── Working data
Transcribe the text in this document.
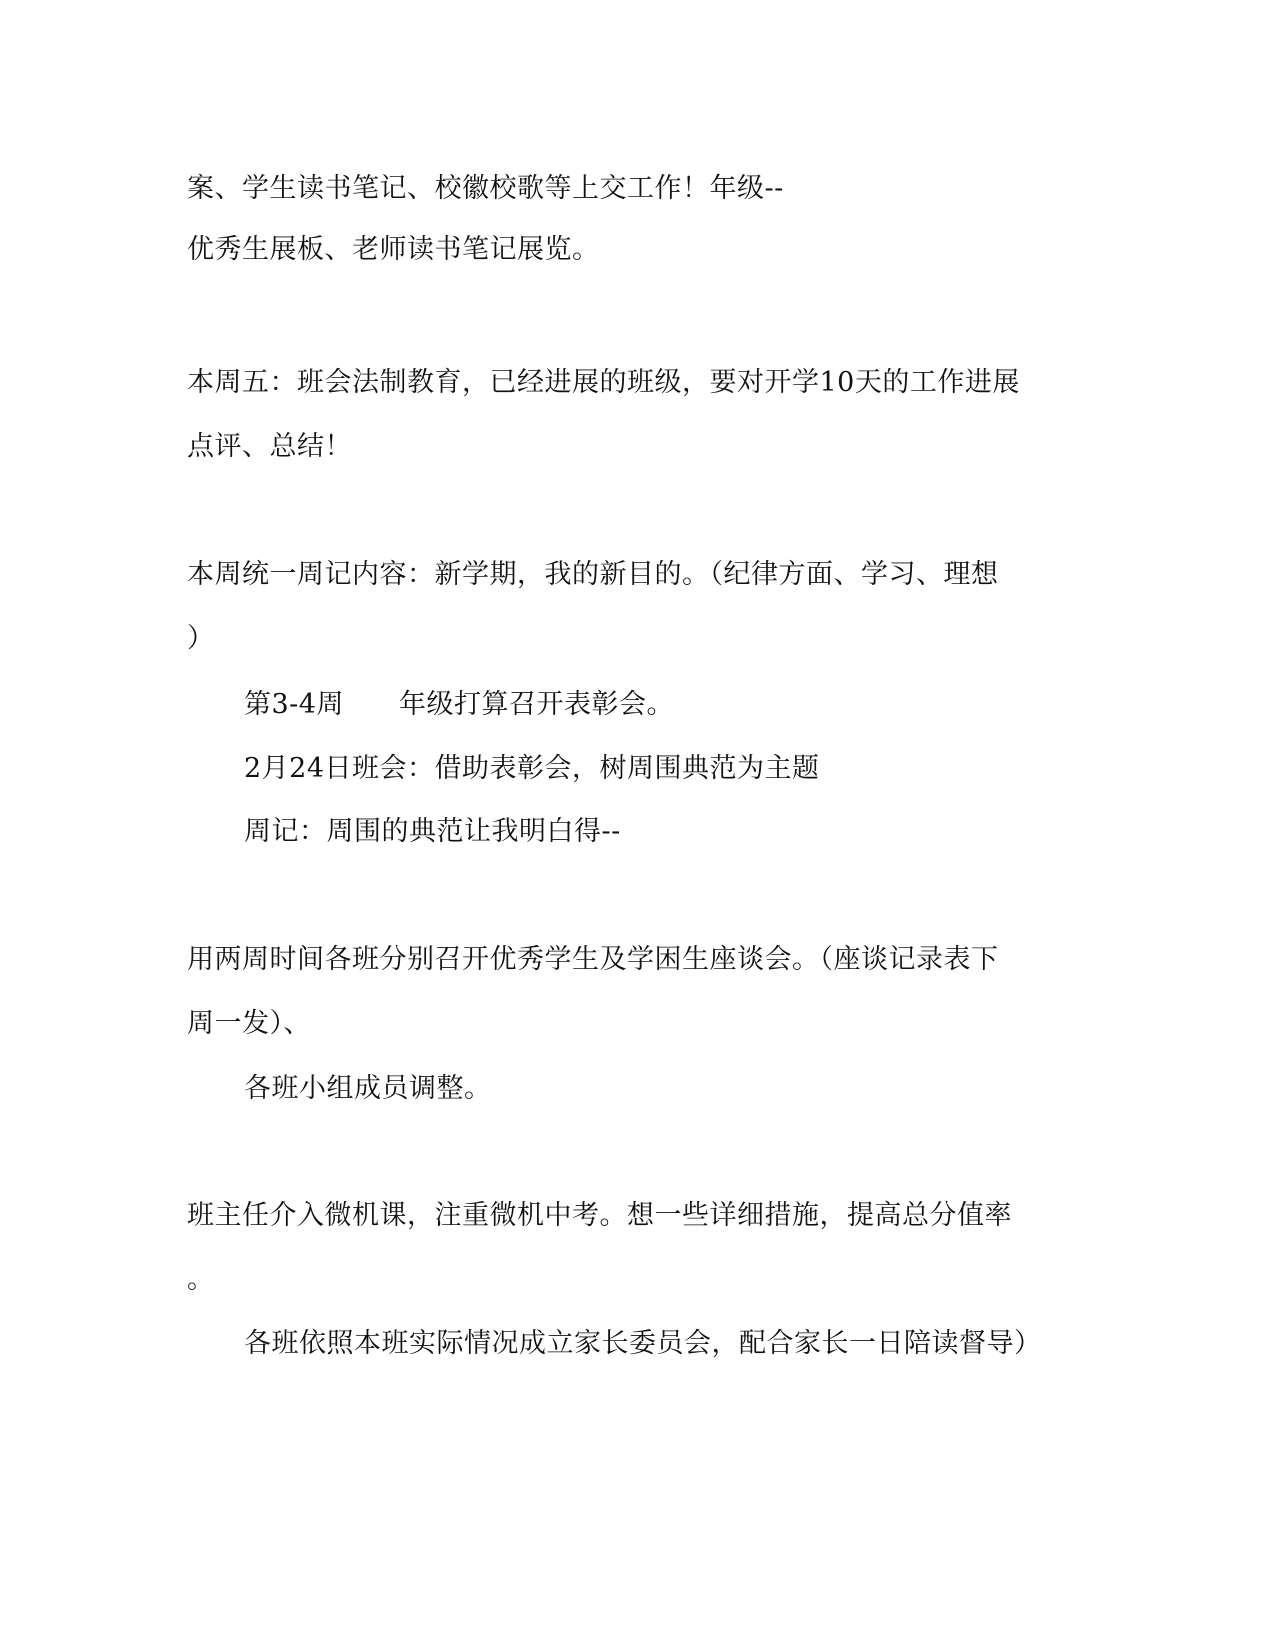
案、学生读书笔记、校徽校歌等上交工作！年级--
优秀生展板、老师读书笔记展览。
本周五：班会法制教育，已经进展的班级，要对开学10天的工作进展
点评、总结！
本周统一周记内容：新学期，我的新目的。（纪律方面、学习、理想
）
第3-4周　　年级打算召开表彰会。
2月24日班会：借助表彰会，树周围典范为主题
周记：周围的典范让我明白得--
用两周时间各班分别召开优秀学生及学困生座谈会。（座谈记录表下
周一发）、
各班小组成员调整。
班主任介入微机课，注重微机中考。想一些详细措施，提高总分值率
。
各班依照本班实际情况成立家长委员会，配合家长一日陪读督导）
────
What you should do:
Your task is to return the entries above exactly, with no pictures.

Correct output:
Transcribe the text in this document.
案、学生读书笔记、校徽校歌等上交工作！年级--
优秀生展板、老师读书笔记展览。
本周五：班会法制教育，已经进展的班级，要对开学10天的工作进展
点评、总结！
本周统一周记内容：新学期，我的新目的。（纪律方面、学习、理想
）
第3-4周　　年级打算召开表彰会。
2月24日班会：借助表彰会，树周围典范为主题
周记：周围的典范让我明白得--
用两周时间各班分别召开优秀学生及学困生座谈会。（座谈记录表下
周一发）、
各班小组成员调整。
班主任介入微机课，注重微机中考。想一些详细措施，提高总分值率
。
各班依照本班实际情况成立家长委员会，配合家长一日陪读督导）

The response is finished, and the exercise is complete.